Which lines contain the string "催化燃烧"? Please list every one of them.

--- start Dataset extract ---

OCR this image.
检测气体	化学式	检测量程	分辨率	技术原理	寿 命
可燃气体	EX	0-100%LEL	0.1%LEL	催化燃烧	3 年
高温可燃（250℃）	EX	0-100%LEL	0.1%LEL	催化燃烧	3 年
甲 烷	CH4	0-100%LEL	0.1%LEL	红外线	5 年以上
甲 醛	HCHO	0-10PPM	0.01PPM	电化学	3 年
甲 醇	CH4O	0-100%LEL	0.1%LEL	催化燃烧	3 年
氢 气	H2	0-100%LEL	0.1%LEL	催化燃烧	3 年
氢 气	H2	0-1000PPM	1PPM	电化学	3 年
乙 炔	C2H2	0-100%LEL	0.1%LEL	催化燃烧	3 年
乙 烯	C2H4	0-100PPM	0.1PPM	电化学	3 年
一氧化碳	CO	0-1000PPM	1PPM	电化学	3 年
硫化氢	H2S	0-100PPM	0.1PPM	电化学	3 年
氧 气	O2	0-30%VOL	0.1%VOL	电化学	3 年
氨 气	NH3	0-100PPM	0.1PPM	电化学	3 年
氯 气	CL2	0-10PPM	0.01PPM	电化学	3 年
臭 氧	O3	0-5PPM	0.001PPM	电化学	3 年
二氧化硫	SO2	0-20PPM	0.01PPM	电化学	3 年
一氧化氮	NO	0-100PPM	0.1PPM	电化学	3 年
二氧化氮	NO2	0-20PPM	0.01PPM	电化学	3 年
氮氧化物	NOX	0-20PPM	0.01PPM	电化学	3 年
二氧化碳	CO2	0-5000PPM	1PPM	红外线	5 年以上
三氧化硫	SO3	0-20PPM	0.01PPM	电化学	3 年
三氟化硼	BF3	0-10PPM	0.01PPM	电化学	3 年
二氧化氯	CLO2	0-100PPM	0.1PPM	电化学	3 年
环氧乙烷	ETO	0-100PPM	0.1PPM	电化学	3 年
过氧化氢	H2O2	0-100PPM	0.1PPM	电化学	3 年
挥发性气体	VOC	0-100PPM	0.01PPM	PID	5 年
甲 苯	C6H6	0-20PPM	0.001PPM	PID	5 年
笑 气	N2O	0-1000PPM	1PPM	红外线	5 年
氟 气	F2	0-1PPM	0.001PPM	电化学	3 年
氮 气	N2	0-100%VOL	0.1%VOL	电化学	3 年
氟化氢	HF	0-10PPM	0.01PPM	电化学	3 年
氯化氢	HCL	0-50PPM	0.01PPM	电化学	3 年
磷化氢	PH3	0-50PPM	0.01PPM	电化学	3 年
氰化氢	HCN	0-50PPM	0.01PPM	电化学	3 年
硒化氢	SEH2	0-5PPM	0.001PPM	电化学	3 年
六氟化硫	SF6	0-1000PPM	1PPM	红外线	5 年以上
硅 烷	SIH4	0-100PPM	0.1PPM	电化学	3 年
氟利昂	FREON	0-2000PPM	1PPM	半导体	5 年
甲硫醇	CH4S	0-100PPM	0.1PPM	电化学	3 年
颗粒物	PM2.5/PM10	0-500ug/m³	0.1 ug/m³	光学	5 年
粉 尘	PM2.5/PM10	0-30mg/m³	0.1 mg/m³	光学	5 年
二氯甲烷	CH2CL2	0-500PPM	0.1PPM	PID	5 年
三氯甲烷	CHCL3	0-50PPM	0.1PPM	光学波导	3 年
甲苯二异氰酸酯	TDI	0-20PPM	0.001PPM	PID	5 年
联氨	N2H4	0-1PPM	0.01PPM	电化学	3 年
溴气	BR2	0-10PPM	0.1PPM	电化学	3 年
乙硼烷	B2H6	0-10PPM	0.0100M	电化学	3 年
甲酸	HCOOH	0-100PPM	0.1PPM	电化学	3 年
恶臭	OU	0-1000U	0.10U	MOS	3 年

--- end Dataset extract ---

Output of the task:
可燃气体	EX	0-100%LEL	0.1%LEL	催化燃烧	3 年
高温可燃（250℃）	EX	0-100%LEL	0.1%LEL	催化燃烧	3 年
甲 醇	CH4O	0-100%LEL	0.1%LEL	催化燃烧	3 年
氢 气	H2	0-100%LEL	0.1%LEL	催化燃烧	3 年
乙 炔	C2H2	0-100%LEL	0.1%LEL	催化燃烧	3 年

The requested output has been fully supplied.